** begin Records supplied **

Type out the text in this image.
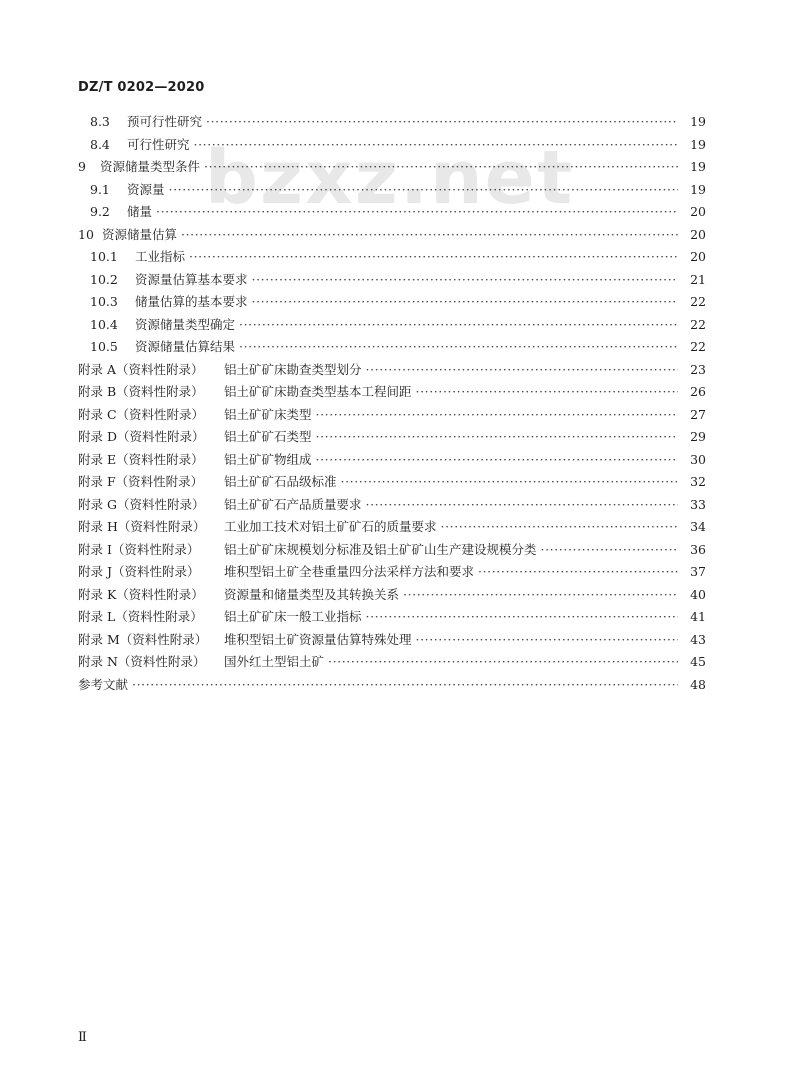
DZ/T 0202—2020
bzxz.net
8.3	预可行性研究 ·····	19
8.4	可行性研究 ·····	19
9	资源储量类型条件 ·····	19
9.1	资源量 ·····	19
9.2	储量 ·····	20
10 资源储量估算 ·····	20
10.1	工业指标 ·····	20
10.2	资源量估算基本要求 ·····	21
10.3	储量估算的基本要求 ·····	22
10.4	资源储量类型确定 ·····	22
10.5	资源储量估算结果 ·····	22
附录 A（资料性附录）	铝土矿矿床勘查类型划分 ·····	23
附录 B（资料性附录）	铝土矿矿床勘查类型基本工程间距 ·····	26
附录 C（资料性附录）	铝土矿矿床类型 ·····	27
附录 D（资料性附录）	铝土矿矿石类型 ·····	29
附录 E（资料性附录）	铝土矿矿物组成 ·····	30
附录 F（资料性附录）	铝土矿矿石品级标准 ·····	32
附录 G（资料性附录）	铝土矿矿石产品质量要求 ·····	33
附录 H（资料性附录）	工业加工技术对铝土矿矿石的质量要求 ·····	34
附录 I（资料性附录）	铝土矿矿床规模划分标准及铝土矿矿山生产建设规模分类 ·····	36
附录 J（资料性附录）	堆积型铝土矿全巷重量四分法采样方法和要求 ·····	37
附录 K（资料性附录）	资源量和储量类型及其转换关系 ·····	40
附录 L（资料性附录）	铝土矿矿床一般工业指标 ·····	41
附录 M（资料性附录）	堆积型铝土矿资源量估算特殊处理 ·····	43
附录 N（资料性附录）	国外红土型铝土矿 ·····	45
参考文献 ·····	48
Ⅱ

** end Records supplied **

§ What is asked
From the data above, write out everything exactly except the pictures.

§ Final result
Type out the text in this image.
DZ/T 0202—2020
bzxz.net
8.3	预可行性研究 ·····	19
8.4	可行性研究 ·····	19
9	资源储量类型条件 ·····	19
9.1	资源量 ·····	19
9.2	储量 ·····	20
10 资源储量估算 ·····	20
10.1	工业指标 ·····	20
10.2	资源量估算基本要求 ·····	21
10.3	储量估算的基本要求 ·····	22
10.4	资源储量类型确定 ·····	22
10.5	资源储量估算结果 ·····	22
附录 A（资料性附录）	铝土矿矿床勘查类型划分 ·····	23
附录 B（资料性附录）	铝土矿矿床勘查类型基本工程间距 ·····	26
附录 C（资料性附录）	铝土矿矿床类型 ·····	27
附录 D（资料性附录）	铝土矿矿石类型 ·····	29
附录 E（资料性附录）	铝土矿矿物组成 ·····	30
附录 F（资料性附录）	铝土矿矿石品级标准 ·····	32
附录 G（资料性附录）	铝土矿矿石产品质量要求 ·····	33
附录 H（资料性附录）	工业加工技术对铝土矿矿石的质量要求 ·····	34
附录 I（资料性附录）	铝土矿矿床规模划分标准及铝土矿矿山生产建设规模分类 ·····	36
附录 J（资料性附录）	堆积型铝土矿全巷重量四分法采样方法和要求 ·····	37
附录 K（资料性附录）	资源量和储量类型及其转换关系 ·····	40
附录 L（资料性附录）	铝土矿矿床一般工业指标 ·····	41
附录 M（资料性附录）	堆积型铝土矿资源量估算特殊处理 ·····	43
附录 N（资料性附录）	国外红土型铝土矿 ·····	45
参考文献 ·····	48
Ⅱ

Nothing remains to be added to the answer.